**** DATA SHOWN ****

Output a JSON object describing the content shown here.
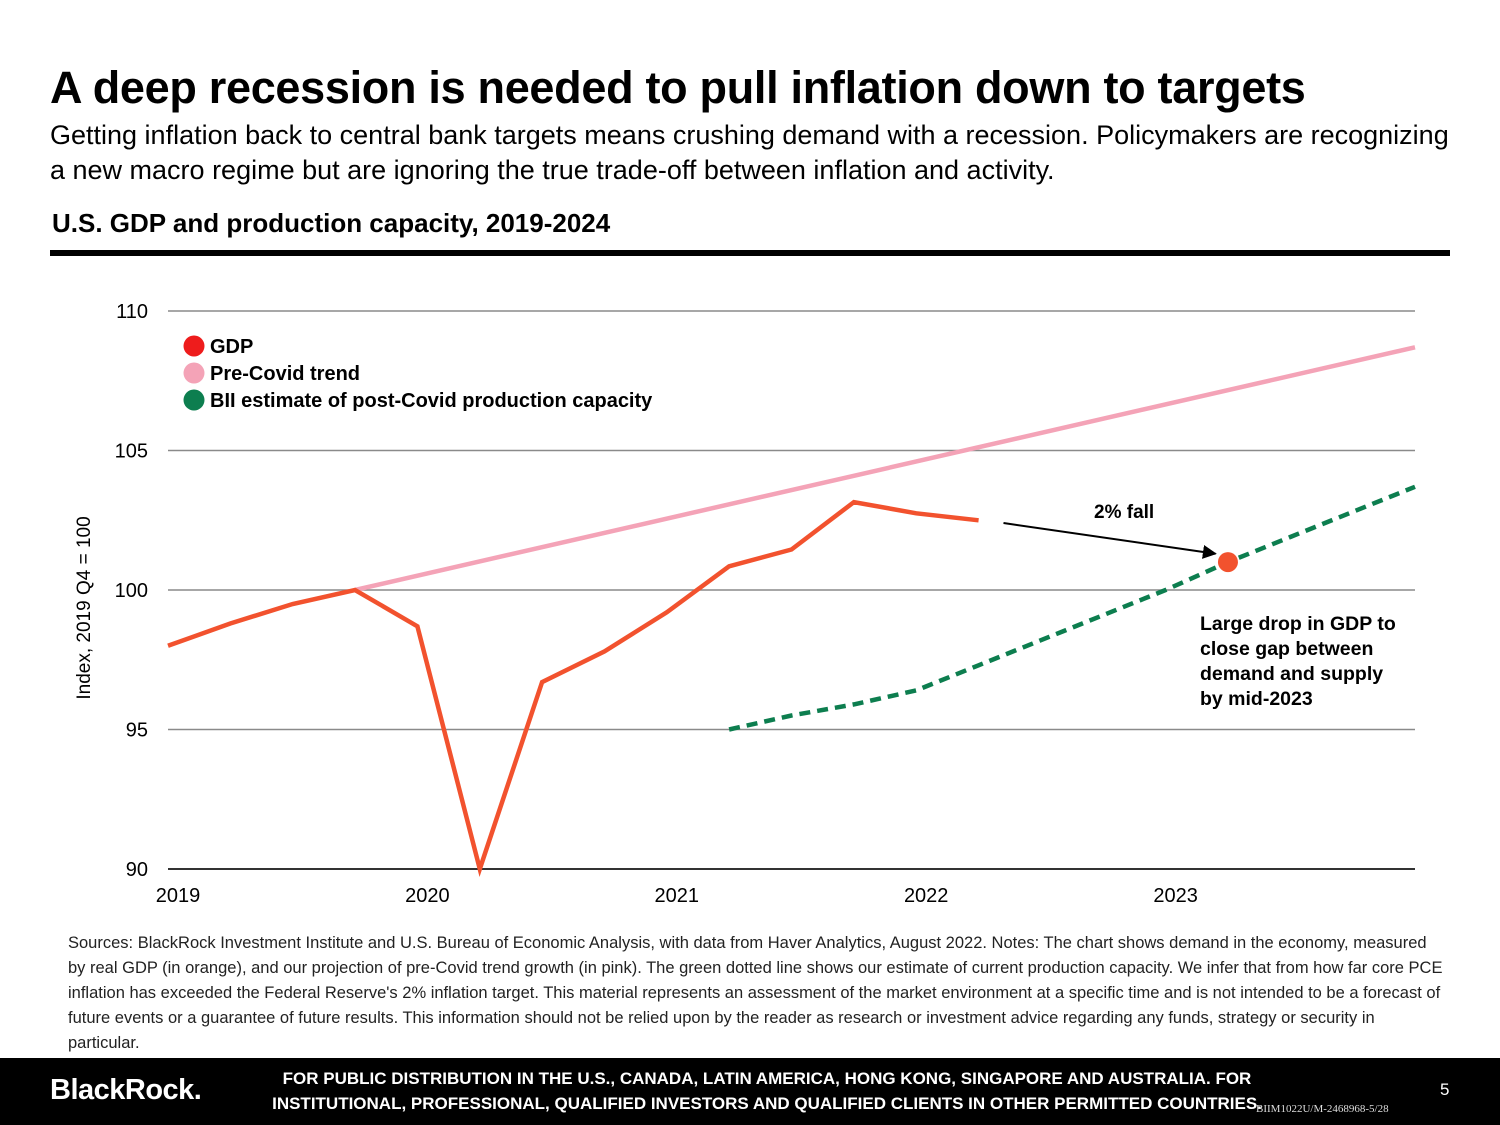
{
  "header": {
    "title": "A deep recession is needed to pull inflation down to targets",
    "subtitle": "Getting inflation back to central bank targets means crushing demand with a recession. Policymakers are recognizing a new macro regime but are ignoring the true trade-off between inflation and activity."
  },
  "chart_data": {
    "type": "line",
    "title": "U.S. GDP and production capacity, 2019-2024",
    "xlabel": "",
    "ylabel": "Index, 2019 Q4 = 100",
    "xlim": [
      2019.0,
      2024.0
    ],
    "ylim": [
      90,
      110
    ],
    "x_ticks": [
      "2019",
      "2020",
      "2021",
      "2022",
      "2023"
    ],
    "y_ticks": [
      90,
      95,
      100,
      105,
      110
    ],
    "grid": "horizontal",
    "legend_position": "top-left",
    "series": [
      {
        "name": "GDP",
        "color": "#f2522e",
        "style": "solid",
        "points": [
          [
            2019.0,
            98.0
          ],
          [
            2019.25,
            98.8
          ],
          [
            2019.5,
            99.5
          ],
          [
            2019.75,
            100.0
          ],
          [
            2020.0,
            98.7
          ],
          [
            2020.25,
            90.0
          ],
          [
            2020.5,
            96.7
          ],
          [
            2020.75,
            97.8
          ],
          [
            2021.0,
            99.2
          ],
          [
            2021.25,
            100.85
          ],
          [
            2021.5,
            101.45
          ],
          [
            2021.75,
            103.15
          ],
          [
            2022.0,
            102.75
          ],
          [
            2022.25,
            102.5
          ]
        ]
      },
      {
        "name": "Pre-Covid trend",
        "color": "#f4a3b7",
        "style": "solid",
        "points": [
          [
            2019.75,
            100.0
          ],
          [
            2024.0,
            108.7
          ]
        ]
      },
      {
        "name": "BII estimate of post-Covid production capacity",
        "color": "#0d7e4f",
        "style": "dashed",
        "points": [
          [
            2021.25,
            95.0
          ],
          [
            2021.5,
            95.5
          ],
          [
            2021.75,
            95.9
          ],
          [
            2022.0,
            96.4
          ],
          [
            2022.25,
            97.3
          ],
          [
            2022.5,
            98.2
          ],
          [
            2022.75,
            99.1
          ],
          [
            2023.0,
            100.0
          ],
          [
            2023.25,
            101.0
          ],
          [
            2023.5,
            101.9
          ],
          [
            2023.75,
            102.8
          ],
          [
            2024.0,
            103.7
          ]
        ]
      }
    ],
    "marker": {
      "x": 2023.25,
      "y": 101.0,
      "color": "#f2522e"
    },
    "annotations": {
      "arrow_label": "2% fall",
      "arrow_from": [
        2022.35,
        102.4
      ],
      "arrow_to": [
        2023.2,
        101.3
      ],
      "note_lines": [
        "Large drop in GDP to",
        "close gap between",
        "demand and supply",
        "by mid-2023"
      ]
    }
  },
  "notes": "Sources: BlackRock Investment Institute and U.S. Bureau of Economic Analysis, with data from Haver Analytics, August 2022. Notes: The chart shows demand in the economy, measured by real GDP (in orange), and our projection of pre-Covid trend growth (in pink). The green dotted line shows our estimate of current production capacity. We infer that from how far core PCE inflation has exceeded the Federal Reserve's 2% inflation target. This material represents an assessment of the market environment at a specific time and is not intended to be a forecast of future events or a guarantee of future results. This information should not be relied upon by the reader as research or investment advice regarding any funds, strategy or security in particular.",
  "footer": {
    "brand": "BlackRock.",
    "disclaimer": "FOR PUBLIC DISTRIBUTION IN THE U.S., CANADA, LATIN AMERICA, HONG KONG, SINGAPORE AND AUSTRALIA. FOR INSTITUTIONAL,  PROFESSIONAL, QUALIFIED INVESTORS AND QUALIFIED CLIENTS IN OTHER PERMITTED COUNTRIES.",
    "page_number": "5",
    "doc_id": "BIIM1022U/M-2468968-5/28"
  }
}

****

» WHAT IS NEEDED:
The records above need to be given again exactly. Omit the pictures.

» TASK RESULT:
Output a JSON object describing the content shown here.
{
  "header": {
    "title": "A deep recession is needed to pull inflation down to targets",
    "subtitle": "Getting inflation back to central bank targets means crushing demand with a recession. Policymakers are recognizing a new macro regime but are ignoring the true trade-off between inflation and activity."
  },
  "chart_data": {
    "type": "line",
    "title": "U.S. GDP and production capacity, 2019-2024",
    "xlabel": "",
    "ylabel": "Index, 2019 Q4 = 100",
    "xlim": [
      2019.0,
      2024.0
    ],
    "ylim": [
      90,
      110
    ],
    "x_ticks": [
      "2019",
      "2020",
      "2021",
      "2022",
      "2023"
    ],
    "y_ticks": [
      90,
      95,
      100,
      105,
      110
    ],
    "grid": "horizontal",
    "legend_position": "top-left",
    "series": [
      {
        "name": "GDP",
        "color": "#f2522e",
        "style": "solid",
        "points": [
          [
            2019.0,
            98.0
          ],
          [
            2019.25,
            98.8
          ],
          [
            2019.5,
            99.5
          ],
          [
            2019.75,
            100.0
          ],
          [
            2020.0,
            98.7
          ],
          [
            2020.25,
            90.0
          ],
          [
            2020.5,
            96.7
          ],
          [
            2020.75,
            97.8
          ],
          [
            2021.0,
            99.2
          ],
          [
            2021.25,
            100.85
          ],
          [
            2021.5,
            101.45
          ],
          [
            2021.75,
            103.15
          ],
          [
            2022.0,
            102.75
          ],
          [
            2022.25,
            102.5
          ]
        ]
      },
      {
        "name": "Pre-Covid trend",
        "color": "#f4a3b7",
        "style": "solid",
        "points": [
          [
            2019.75,
            100.0
          ],
          [
            2024.0,
            108.7
          ]
        ]
      },
      {
        "name": "BII estimate of post-Covid production capacity",
        "color": "#0d7e4f",
        "style": "dashed",
        "points": [
          [
            2021.25,
            95.0
          ],
          [
            2021.5,
            95.5
          ],
          [
            2021.75,
            95.9
          ],
          [
            2022.0,
            96.4
          ],
          [
            2022.25,
            97.3
          ],
          [
            2022.5,
            98.2
          ],
          [
            2022.75,
            99.1
          ],
          [
            2023.0,
            100.0
          ],
          [
            2023.25,
            101.0
          ],
          [
            2023.5,
            101.9
          ],
          [
            2023.75,
            102.8
          ],
          [
            2024.0,
            103.7
          ]
        ]
      }
    ],
    "marker": {
      "x": 2023.25,
      "y": 101.0,
      "color": "#f2522e"
    },
    "annotations": {
      "arrow_label": "2% fall",
      "arrow_from": [
        2022.35,
        102.4
      ],
      "arrow_to": [
        2023.2,
        101.3
      ],
      "note_lines": [
        "Large drop in GDP to",
        "close gap between",
        "demand and supply",
        "by mid-2023"
      ]
    }
  },
  "notes": "Sources: BlackRock Investment Institute and U.S. Bureau of Economic Analysis, with data from Haver Analytics, August 2022. Notes: The chart shows demand in the economy, measured by real GDP (in orange), and our projection of pre-Covid trend growth (in pink). The green dotted line shows our estimate of current production capacity. We infer that from how far core PCE inflation has exceeded the Federal Reserve's 2% inflation target. This material represents an assessment of the market environment at a specific time and is not intended to be a forecast of future events or a guarantee of future results. This information should not be relied upon by the reader as research or investment advice regarding any funds, strategy or security in particular.",
  "footer": {
    "brand": "BlackRock.",
    "disclaimer": "FOR PUBLIC DISTRIBUTION IN THE U.S., CANADA, LATIN AMERICA, HONG KONG, SINGAPORE AND AUSTRALIA. FOR INSTITUTIONAL,  PROFESSIONAL, QUALIFIED INVESTORS AND QUALIFIED CLIENTS IN OTHER PERMITTED COUNTRIES.",
    "page_number": "5",
    "doc_id": "BIIM1022U/M-2468968-5/28"
  }
}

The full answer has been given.